** Items **
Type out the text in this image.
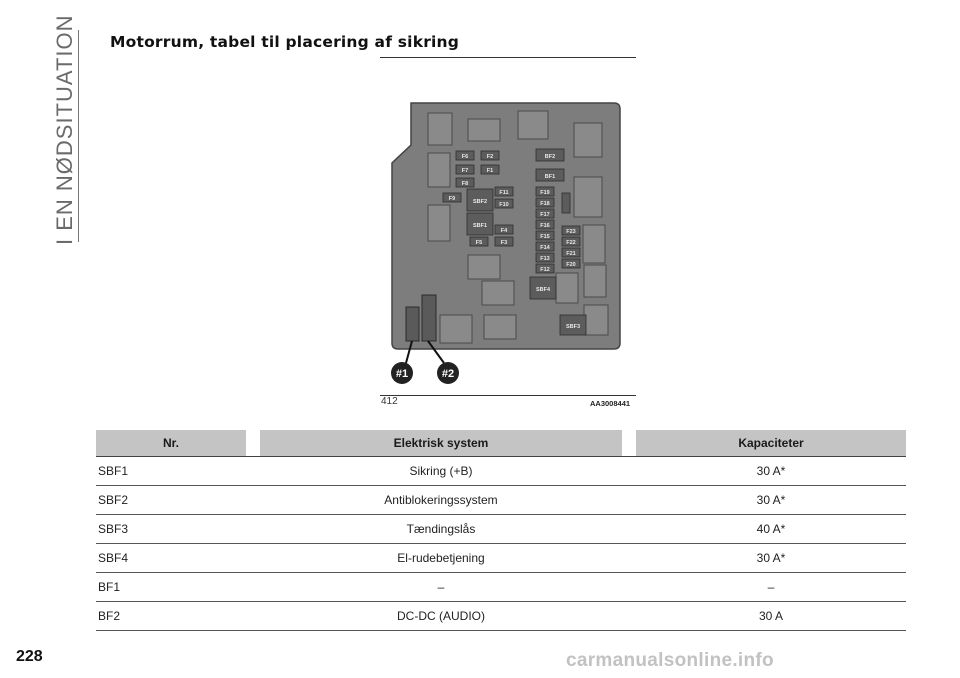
I EN NØDSITUATION Motorrum, tabel til placering af sikring
F6	F2
F7	F1
F8
BF2
BF1
F9	SBF2
F11
F10
SBF1
F4
F5	F3
F19
F18
F17
F16
F15
F14
F13
F12
F23
F22
F21
F20
SBF4
SBF3
#1	#2
412	AA3008441
Nr.		Elektrisk system		Kapaciteter
SBF1		Sikring (+B)		30 A*
SBF2		Antiblokeringssystem		30 A*
SBF3		Tændingslås		40 A*
SBF4		El-rudebetjening		30 A*
BF1		–		–
BF2		DC-DC (AUDIO)		30 A
228	carmanualsonline.info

** Aim **
Repeat everything in the records precisely. Images are excluded from the copy.

** Result of this exercise **
Type out the text in this image.
I EN NØDSITUATION Motorrum, tabel til placering af sikring
F6	F2
F7	F1
F8
BF2
BF1
F9	SBF2
F11
F10
SBF1
F4
F5	F3
F19
F18
F17
F16
F15
F14
F13
F12
F23
F22
F21
F20
SBF4
SBF3
#1	#2
412	AA3008441
Nr.		Elektrisk system		Kapaciteter
SBF1		Sikring (+B)		30 A*
SBF2		Antiblokeringssystem		30 A*
SBF3		Tændingslås		40 A*
SBF4		El-rudebetjening		30 A*
BF1		–		–
BF2		DC-DC (AUDIO)		30 A
228	carmanualsonline.info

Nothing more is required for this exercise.